DATA EXCERPTS =

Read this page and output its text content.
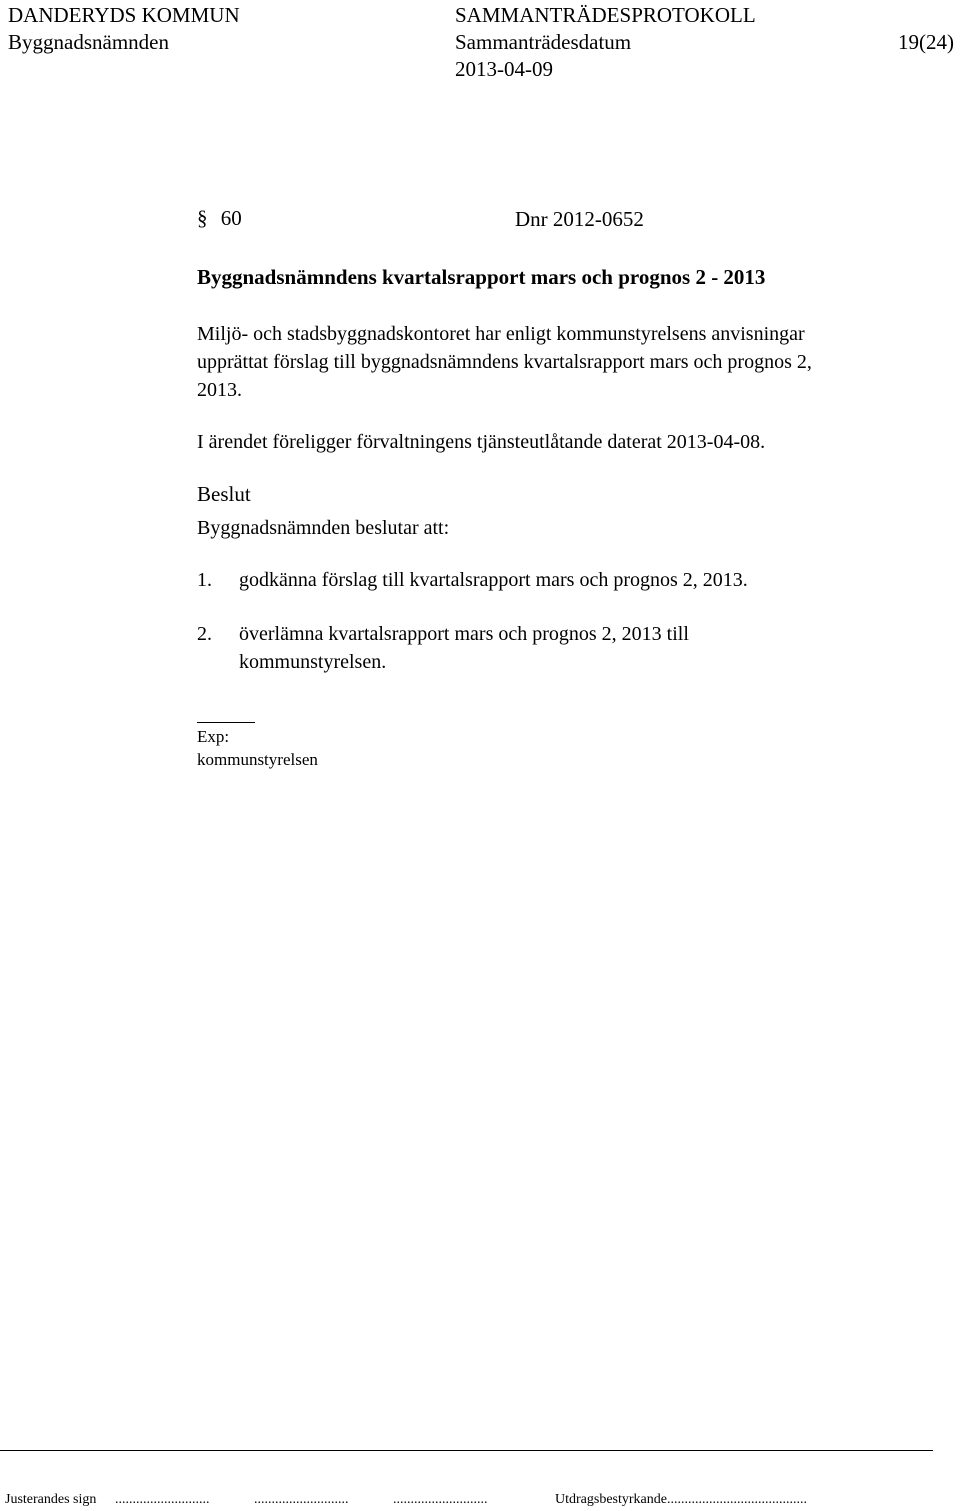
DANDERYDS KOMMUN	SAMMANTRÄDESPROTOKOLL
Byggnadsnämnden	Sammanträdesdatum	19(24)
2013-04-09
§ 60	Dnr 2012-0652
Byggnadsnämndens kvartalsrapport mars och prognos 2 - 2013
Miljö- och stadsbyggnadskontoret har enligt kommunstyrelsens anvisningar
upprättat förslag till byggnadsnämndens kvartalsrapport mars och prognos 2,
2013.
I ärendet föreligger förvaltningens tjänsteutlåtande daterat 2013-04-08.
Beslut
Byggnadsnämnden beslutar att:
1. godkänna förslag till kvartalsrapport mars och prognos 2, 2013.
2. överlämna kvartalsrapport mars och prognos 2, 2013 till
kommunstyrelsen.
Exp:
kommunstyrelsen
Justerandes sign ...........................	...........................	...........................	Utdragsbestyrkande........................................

--

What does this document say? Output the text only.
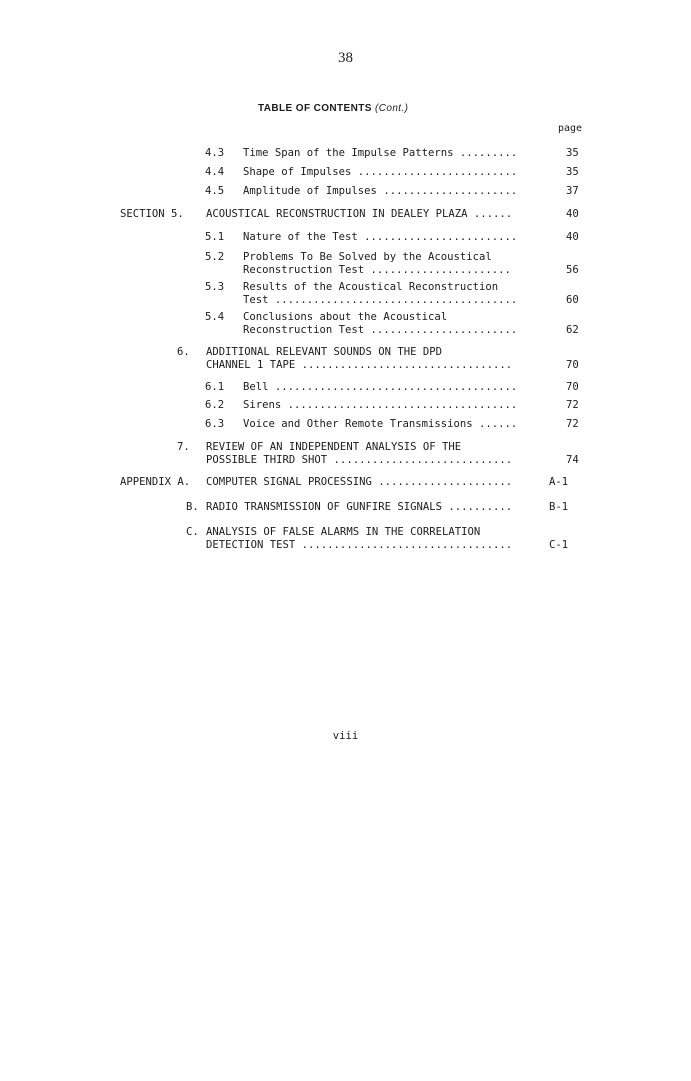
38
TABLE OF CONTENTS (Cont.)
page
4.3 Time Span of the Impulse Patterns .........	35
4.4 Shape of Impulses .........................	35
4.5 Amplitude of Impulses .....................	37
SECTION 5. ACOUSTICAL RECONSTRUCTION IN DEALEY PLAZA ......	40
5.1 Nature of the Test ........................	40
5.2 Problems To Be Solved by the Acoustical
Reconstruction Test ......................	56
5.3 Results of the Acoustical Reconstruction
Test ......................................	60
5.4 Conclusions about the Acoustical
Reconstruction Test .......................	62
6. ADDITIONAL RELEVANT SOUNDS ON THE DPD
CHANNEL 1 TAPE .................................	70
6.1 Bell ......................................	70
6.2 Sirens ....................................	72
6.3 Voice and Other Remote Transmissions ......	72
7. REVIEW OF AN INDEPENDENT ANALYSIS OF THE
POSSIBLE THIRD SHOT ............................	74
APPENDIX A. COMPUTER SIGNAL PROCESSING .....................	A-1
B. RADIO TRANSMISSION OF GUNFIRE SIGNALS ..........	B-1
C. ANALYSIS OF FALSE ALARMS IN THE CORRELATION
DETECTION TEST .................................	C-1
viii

PROBLEM TO WORK ON =
Show every line that contains the word "mars".

FINAL ANSWER =
Byggnadsnämndens kvartalsrapport mars och prognos 2 - 2013
upprättat förslag till byggnadsnämndens kvartalsrapport mars och prognos 2,
1. godkänna förslag till kvartalsrapport mars och prognos 2, 2013.
2. överlämna kvartalsrapport mars och prognos 2, 2013 till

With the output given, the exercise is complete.